Instructions for the task | Extract every record, keeping each one exactly as it is.

•••

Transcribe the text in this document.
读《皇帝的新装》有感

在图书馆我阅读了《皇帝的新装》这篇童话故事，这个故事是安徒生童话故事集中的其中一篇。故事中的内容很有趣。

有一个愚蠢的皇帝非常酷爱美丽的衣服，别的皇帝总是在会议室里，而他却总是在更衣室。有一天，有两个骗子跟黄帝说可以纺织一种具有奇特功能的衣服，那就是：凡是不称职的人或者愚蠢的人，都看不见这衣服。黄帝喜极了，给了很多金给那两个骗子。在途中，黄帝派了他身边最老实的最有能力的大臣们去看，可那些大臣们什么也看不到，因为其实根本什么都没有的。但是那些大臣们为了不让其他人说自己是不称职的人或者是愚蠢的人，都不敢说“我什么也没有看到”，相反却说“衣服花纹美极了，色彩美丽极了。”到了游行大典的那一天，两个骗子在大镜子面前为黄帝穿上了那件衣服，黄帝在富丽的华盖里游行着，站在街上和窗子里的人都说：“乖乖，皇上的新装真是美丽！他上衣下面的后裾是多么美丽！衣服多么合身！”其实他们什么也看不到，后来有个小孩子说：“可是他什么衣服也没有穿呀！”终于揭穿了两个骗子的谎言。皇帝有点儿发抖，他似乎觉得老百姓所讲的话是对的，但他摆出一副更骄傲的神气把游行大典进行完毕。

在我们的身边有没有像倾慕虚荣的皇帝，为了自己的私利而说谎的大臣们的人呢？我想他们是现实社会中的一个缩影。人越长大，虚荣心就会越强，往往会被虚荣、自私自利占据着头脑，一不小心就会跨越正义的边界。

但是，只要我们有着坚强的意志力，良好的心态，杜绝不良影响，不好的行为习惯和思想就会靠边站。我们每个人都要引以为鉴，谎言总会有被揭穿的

•••

Finished task |
Transcribe the text in this document.
读《皇帝的新装》有感

在图书馆我阅读了《皇帝的新装》这篇童话故事，这个故事是安徒生童话故事集中的其中一篇。故事中的内容很有趣。

有一个愚蠢的皇帝非常酷爱美丽的衣服，别的皇帝总是在会议室里，而他却总是在更衣室。有一天，有两个骗子跟黄帝说可以纺织一种具有奇特功能的衣服，那就是：凡是不称职的人或者愚蠢的人，都看不见这衣服。黄帝喜极了，给了很多金给那两个骗子。在途中，黄帝派了他身边最老实的最有能力的大臣们去看，可那些大臣们什么也看不到，因为其实根本什么都没有的。但是那些大臣们为了不让其他人说自己是不称职的人或者是愚蠢的人，都不敢说“我什么也没有看到”，相反却说“衣服花纹美极了，色彩美丽极了。”到了游行大典的那一天，两个骗子在大镜子面前为黄帝穿上了那件衣服，黄帝在富丽的华盖里游行着，站在街上和窗子里的人都说：“乖乖，皇上的新装真是美丽！他上衣下面的后裾是多么美丽！衣服多么合身！”其实他们什么也看不到，后来有个小孩子说：“可是他什么衣服也没有穿呀！”终于揭穿了两个骗子的谎言。皇帝有点儿发抖，他似乎觉得老百姓所讲的话是对的，但他摆出一副更骄傲的神气把游行大典进行完毕。

在我们的身边有没有像倾慕虚荣的皇帝，为了自己的私利而说谎的大臣们的人呢？我想他们是现实社会中的一个缩影。人越长大，虚荣心就会越强，往往会被虚荣、自私自利占据着头脑，一不小心就会跨越正义的边界。

但是，只要我们有着坚强的意志力，良好的心态，杜绝不良影响，不好的行为习惯和思想就会靠边站。我们每个人都要引以为鉴，谎言总会有被揭穿的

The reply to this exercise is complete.